Stated exercise ->
Tell how many lines include the string "representation". Answer with a single number.

── Task data

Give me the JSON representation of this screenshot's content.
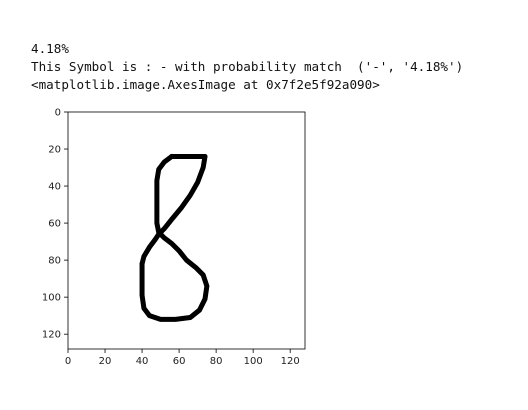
{
  "output": {
    "lines": [
      "4.18%",
      "This Symbol is : - with probability match  ('-', '4.18%')",
      "<matplotlib.image.AxesImage at 0x7f2e5f92a090>"
    ]
  },
  "chart_data": {
    "type": "image",
    "image_content": "binary handwritten digit '8' (black strokes on white)",
    "xlim": [
      0,
      128
    ],
    "ylim": [
      0,
      128
    ],
    "y_inverted": true,
    "xticks": [
      0,
      20,
      40,
      60,
      80,
      100,
      120
    ],
    "yticks": [
      0,
      20,
      40,
      60,
      80,
      100,
      120
    ],
    "xtick_labels": [
      "0",
      "20",
      "40",
      "60",
      "80",
      "100",
      "120"
    ],
    "ytick_labels": [
      "0",
      "20",
      "40",
      "60",
      "80",
      "100",
      "120"
    ],
    "grid": false,
    "strokes": [
      [
        [
          56,
          24
        ],
        [
          74,
          24
        ],
        [
          73,
          30
        ],
        [
          70,
          38
        ],
        [
          66,
          45
        ],
        [
          61,
          52
        ],
        [
          56,
          58
        ],
        [
          52,
          63
        ],
        [
          49,
          66
        ],
        [
          47,
          69
        ],
        [
          44,
          73
        ],
        [
          41,
          78
        ],
        [
          40,
          82
        ]
      ],
      [
        [
          56,
          24
        ],
        [
          52,
          27
        ],
        [
          49,
          31
        ],
        [
          48,
          37
        ],
        [
          48,
          45
        ],
        [
          48,
          54
        ],
        [
          48,
          60
        ],
        [
          49,
          65
        ],
        [
          52,
          68
        ],
        [
          56,
          71
        ],
        [
          60,
          75
        ],
        [
          64,
          80
        ],
        [
          69,
          84
        ],
        [
          73,
          88
        ],
        [
          75,
          94
        ],
        [
          74,
          101
        ],
        [
          71,
          107
        ],
        [
          66,
          111
        ],
        [
          58,
          112
        ],
        [
          50,
          112
        ],
        [
          44,
          110
        ],
        [
          41,
          106
        ],
        [
          40,
          99
        ],
        [
          40,
          90
        ],
        [
          40,
          82
        ]
      ]
    ],
    "stroke_color": "#000000"
  }
}
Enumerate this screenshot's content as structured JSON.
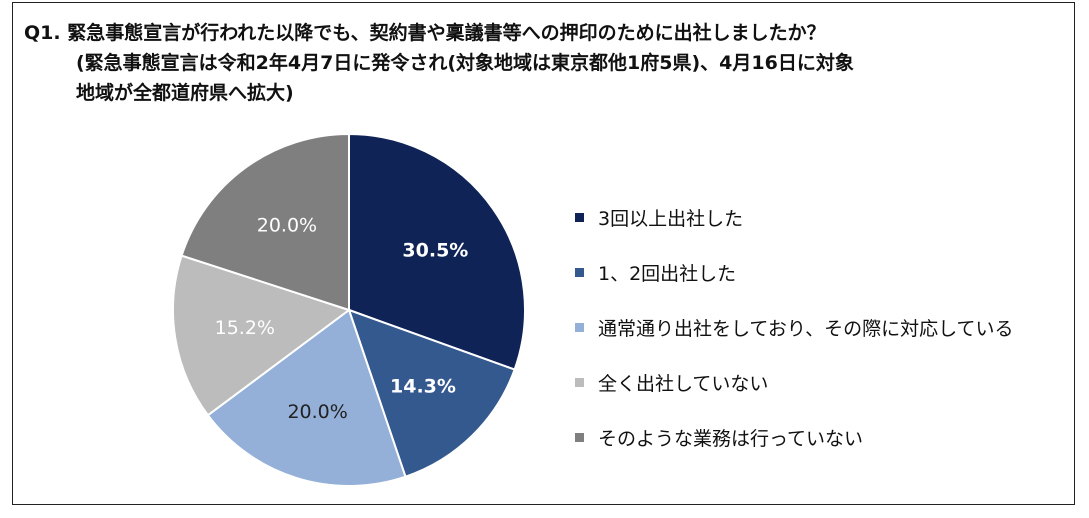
{
  "title": {
    "line1": "Q1. 緊急事態宣言が行われた以降でも、契約書や稟議書等への押印のために出社しましたか？",
    "line2": "(緊急事態宣言は令和2年4月7日に発令され(対象地域は東京都他1府5県)、4月16日に対象",
    "line3": "地域が全都道府県へ拡大)"
  },
  "chart_data": {
    "type": "pie",
    "title": "Q1. 緊急事態宣言が行われた以降でも、契約書や稟議書等への押印のために出社しましたか？ (緊急事態宣言は令和2年4月7日に発令され(対象地域は東京都他1府5県)、4月16日に対象地域が全都道府県へ拡大)",
    "categories": [
      "3回以上出社した",
      "1、2回出社した",
      "通常通り出社をしており、その際に対応している",
      "全く出社していない",
      "そのような業務は行っていない"
    ],
    "values": [
      30.5,
      14.3,
      20.0,
      15.2,
      20.0
    ],
    "data_labels": [
      "30.5%",
      "14.3%",
      "20.0%",
      "15.2%",
      "20.0%"
    ],
    "colors": [
      "#0f2357",
      "#34598f",
      "#94b0d8",
      "#bcbcbc",
      "#7f7f7f"
    ],
    "label_colors": [
      "#ffffff",
      "#ffffff",
      "#222222",
      "#ffffff",
      "#ffffff"
    ],
    "label_bold": [
      true,
      true,
      false,
      false,
      false
    ],
    "start_angle": "top (12 o'clock)",
    "direction": "clockwise",
    "legend_placement": "right"
  }
}
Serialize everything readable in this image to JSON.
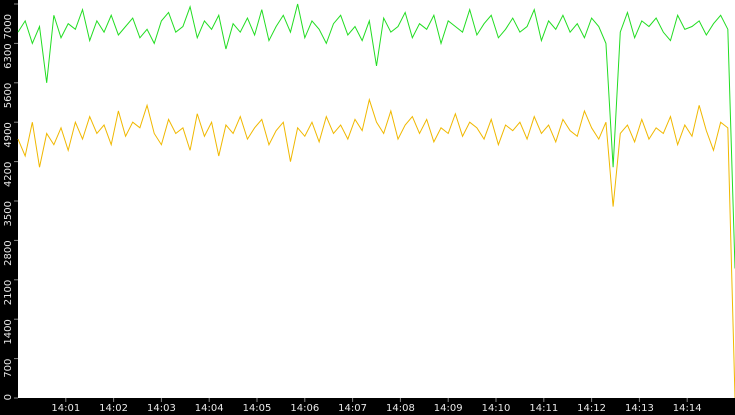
{
  "chart_data": {
    "type": "line",
    "x": [
      840,
      840.15,
      840.3,
      840.45,
      840.6,
      840.75,
      840.9,
      841.05,
      841.2,
      841.35,
      841.5,
      841.65,
      841.8,
      841.95,
      842.1,
      842.25,
      842.4,
      842.55,
      842.7,
      842.85,
      843,
      843.15,
      843.3,
      843.45,
      843.6,
      843.75,
      843.9,
      844.05,
      844.2,
      844.35,
      844.5,
      844.65,
      844.8,
      844.95,
      845.1,
      845.25,
      845.4,
      845.55,
      845.7,
      845.85,
      846,
      846.15,
      846.3,
      846.45,
      846.6,
      846.75,
      846.9,
      847.05,
      847.2,
      847.35,
      847.5,
      847.65,
      847.8,
      847.95,
      848.1,
      848.25,
      848.4,
      848.55,
      848.7,
      848.85,
      849,
      849.15,
      849.3,
      849.45,
      849.6,
      849.75,
      849.9,
      850.05,
      850.2,
      850.35,
      850.5,
      850.65,
      850.8,
      850.95,
      851.1,
      851.25,
      851.4,
      851.55,
      851.7,
      851.85,
      852,
      852.15,
      852.3,
      852.45,
      852.6,
      852.75,
      852.9,
      853.05,
      853.2,
      853.35,
      853.5,
      853.65,
      853.8,
      853.95,
      854.1,
      854.25,
      854.4,
      854.55,
      854.7,
      854.85,
      855
    ],
    "series": [
      {
        "color": "#22dd22",
        "values": [
          6500,
          6700,
          6300,
          6600,
          5600,
          6800,
          6400,
          6650,
          6550,
          6900,
          6350,
          6700,
          6500,
          6800,
          6450,
          6600,
          6750,
          6400,
          6550,
          6300,
          6700,
          6850,
          6500,
          6600,
          6950,
          6400,
          6700,
          6550,
          6800,
          6200,
          6650,
          6500,
          6750,
          6450,
          6900,
          6350,
          6600,
          6800,
          6500,
          7000,
          6400,
          6700,
          6550,
          6300,
          6650,
          6800,
          6450,
          6600,
          6350,
          6700,
          5900,
          6750,
          6500,
          6600,
          6850,
          6400,
          6650,
          6550,
          6800,
          6300,
          6700,
          6600,
          6500,
          6900,
          6450,
          6650,
          6800,
          6400,
          6550,
          6750,
          6500,
          6600,
          6900,
          6350,
          6700,
          6550,
          6800,
          6500,
          6650,
          6400,
          6750,
          6600,
          6300,
          4100,
          6500,
          6850,
          6400,
          6700,
          6600,
          6750,
          6500,
          6350,
          6800,
          6550,
          6600,
          6700,
          6450,
          6650,
          6800,
          6550,
          2300
        ]
      },
      {
        "color": "#f0b800",
        "values": [
          4600,
          4300,
          4900,
          4100,
          4700,
          4500,
          4800,
          4400,
          4900,
          4600,
          5000,
          4700,
          4850,
          4500,
          5100,
          4650,
          4900,
          4800,
          5200,
          4700,
          4500,
          4950,
          4700,
          4800,
          4400,
          5050,
          4650,
          4900,
          4300,
          4850,
          4700,
          5000,
          4600,
          4800,
          4950,
          4500,
          4750,
          4900,
          4200,
          4800,
          4650,
          4900,
          4550,
          5000,
          4700,
          4850,
          4600,
          4950,
          4750,
          5300,
          4900,
          4700,
          5100,
          4600,
          4850,
          5000,
          4700,
          4950,
          4550,
          4800,
          4700,
          5050,
          4650,
          4900,
          4800,
          4600,
          4950,
          4500,
          4850,
          4750,
          4900,
          4600,
          5000,
          4700,
          4850,
          4550,
          4950,
          4750,
          4650,
          5100,
          4800,
          4600,
          4900,
          3400,
          4700,
          4850,
          4550,
          4950,
          4600,
          4800,
          4700,
          5000,
          4500,
          4850,
          4650,
          5200,
          4750,
          4400,
          4900,
          4800,
          0
        ]
      }
    ],
    "xlim": [
      840,
      855
    ],
    "xticks": [
      {
        "value": 841,
        "label": "14:01"
      },
      {
        "value": 842,
        "label": "14:02"
      },
      {
        "value": 843,
        "label": "14:03"
      },
      {
        "value": 844,
        "label": "14:04"
      },
      {
        "value": 845,
        "label": "14:05"
      },
      {
        "value": 846,
        "label": "14:06"
      },
      {
        "value": 847,
        "label": "14:07"
      },
      {
        "value": 848,
        "label": "14:08"
      },
      {
        "value": 849,
        "label": "14:09"
      },
      {
        "value": 850,
        "label": "14:10"
      },
      {
        "value": 851,
        "label": "14:11"
      },
      {
        "value": 852,
        "label": "14:12"
      },
      {
        "value": 853,
        "label": "14:13"
      },
      {
        "value": 854,
        "label": "14:14"
      }
    ],
    "ylim": [
      0,
      7000
    ],
    "yticks": [
      0,
      700,
      1400,
      2100,
      2800,
      3500,
      4200,
      4900,
      5600,
      6300,
      7000
    ]
  }
}
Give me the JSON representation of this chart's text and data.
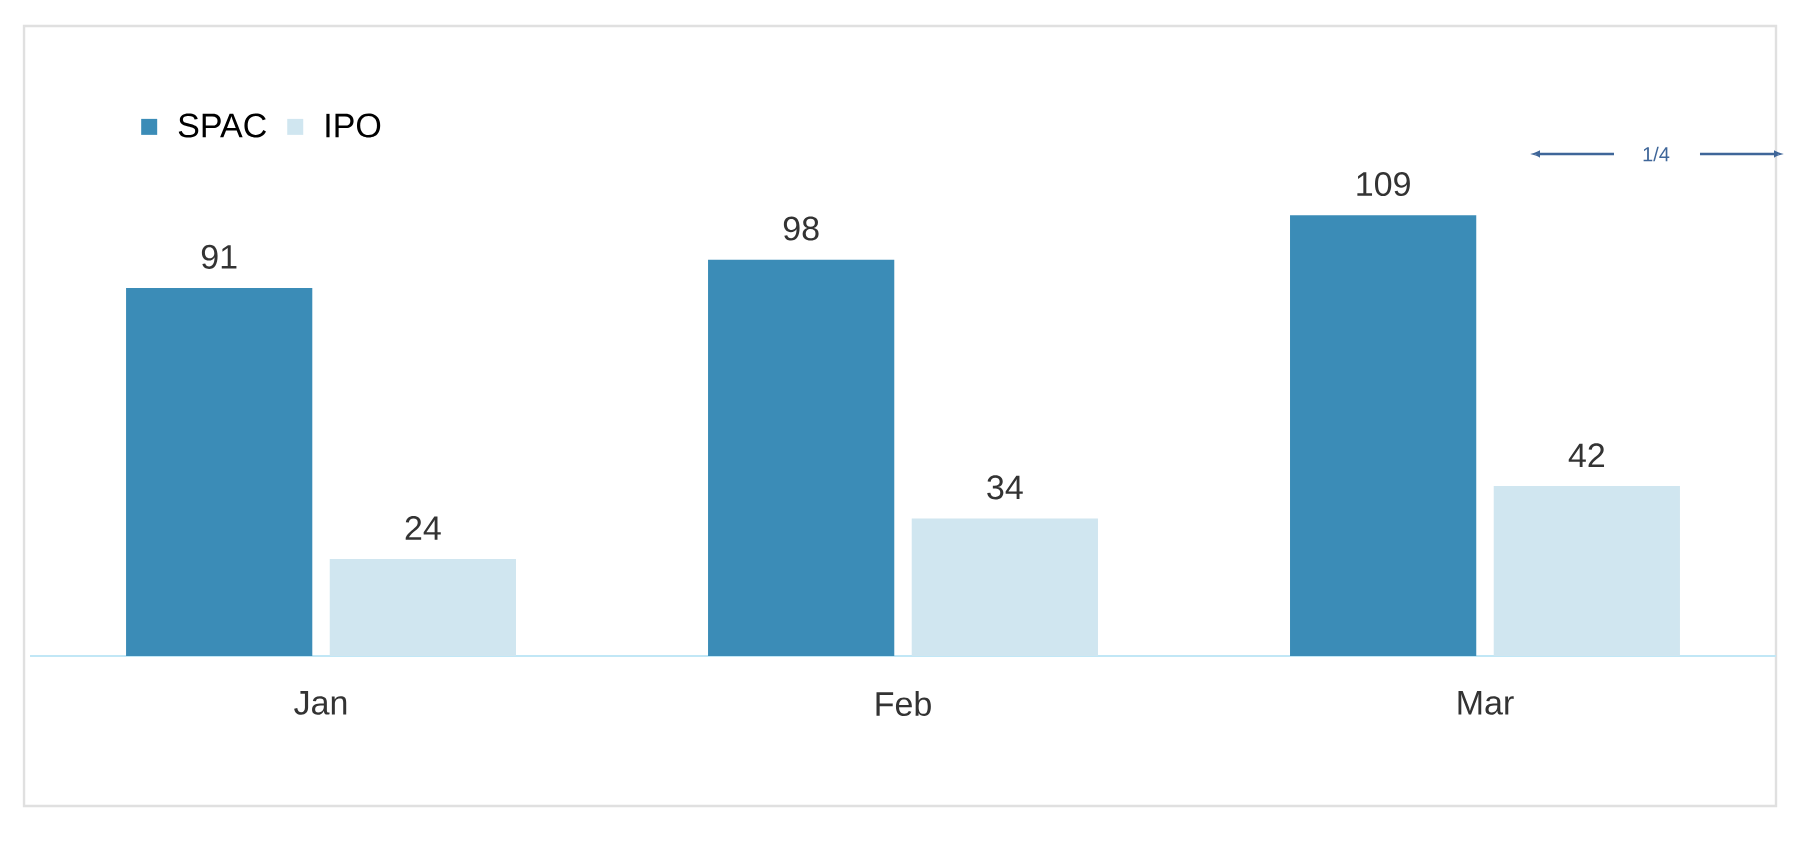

────

Answer to this exercise ->
2